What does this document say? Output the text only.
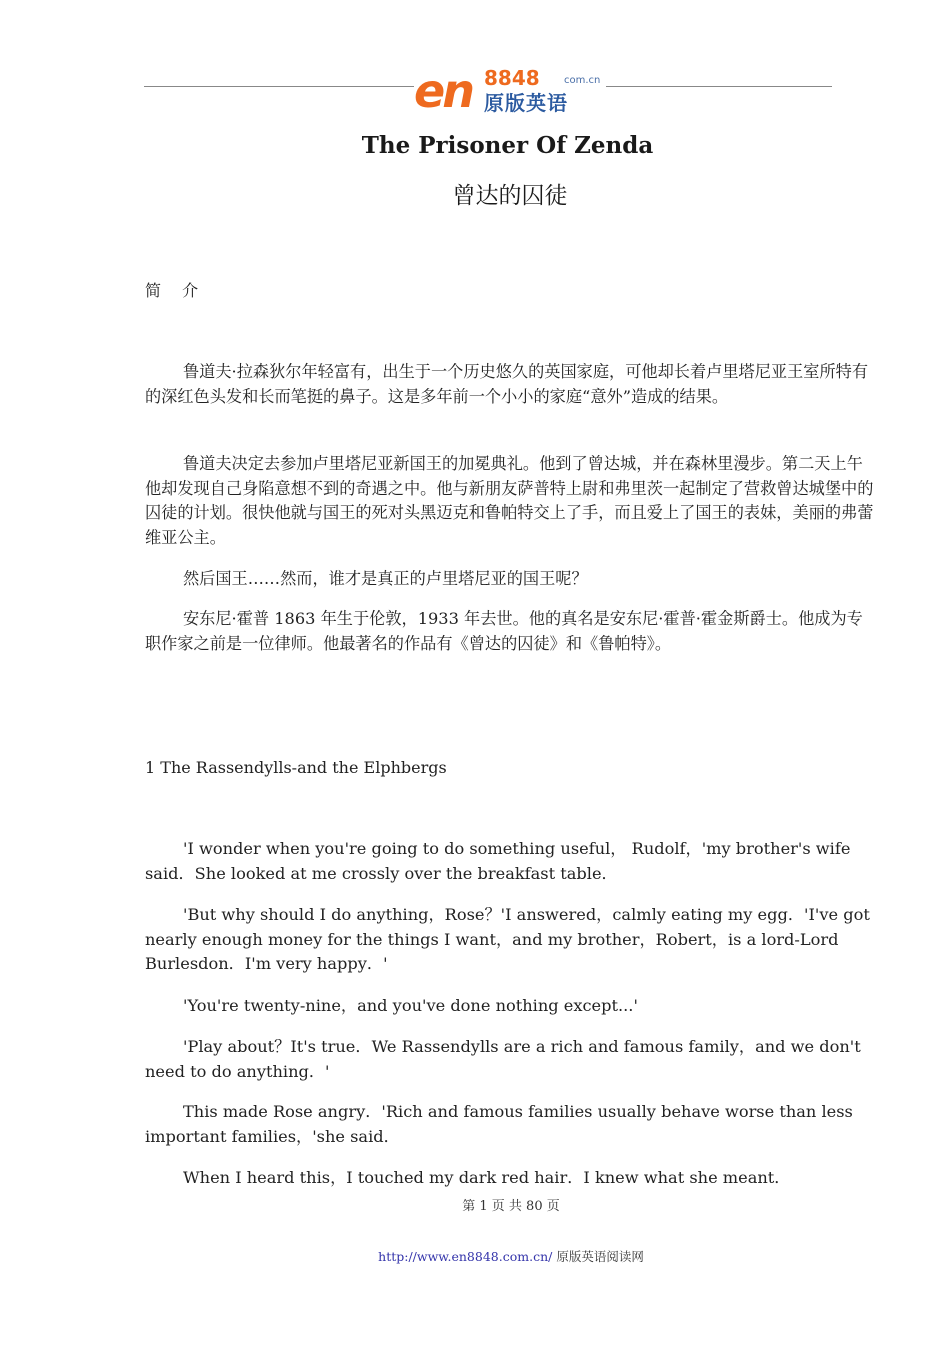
en 8848 com.cn
原版英语
The Prisoner Of Zenda
曾达的囚徒
简 介

鲁道夫·拉森狄尔年轻富有，出生于一个历史悠久的英国家庭，可他却长着卢里塔尼亚王室所特有的深红色头发和长而笔挺的鼻子。这是多年前一个小小的家庭“意外”造成的结果。

鲁道夫决定去参加卢里塔尼亚新国王的加冕典礼。他到了曾达城，并在森林里漫步。第二天上午他却发现自己身陷意想不到的奇遇之中。他与新朋友萨普特上尉和弗里茨一起制定了营救曾达城堡中的囚徒的计划。很快他就与国王的死对头黑迈克和鲁帕特交上了手，而且爱上了国王的表妹，美丽的弗蕾维亚公主。

然后国王……然而，谁才是真正的卢里塔尼亚的国王呢？

安东尼·霍普 1863 年生于伦敦，1933 年去世。他的真名是安东尼·霍普·霍金斯爵士。他成为专职作家之前是一位律师。他最著名的作品有《曾达的囚徒》和《鲁帕特》。

1 The Rassendylls-and the Elphbergs

'I wonder when you're going to do something useful， Rudolf，'my brother's wife said．She looked at me crossly over the breakfast table．

'But why should I do anything，Rose？'I answered，calmly eating my egg．'I've got nearly enough money for the things I want，and my brother，Robert，is a lord-Lord Burlesdon．I'm very happy．'

'You're twenty-nine，and you've done nothing except...'

'Play about？It's true．We Rassendylls are a rich and famous family，and we don't need to do anything．'

This made Rose angry．'Rich and famous families usually behave worse than less important families，'she said．

When I heard this，I touched my dark red hair．I knew what she meant．

第 1 页 共 80 页
http://www.en8848.com.cn/ 原版英语阅读网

TO DO → Tally up the lines holding the word "brother" in the data above, and answer with that figure only.

RESULT FOR THIS TASK → 2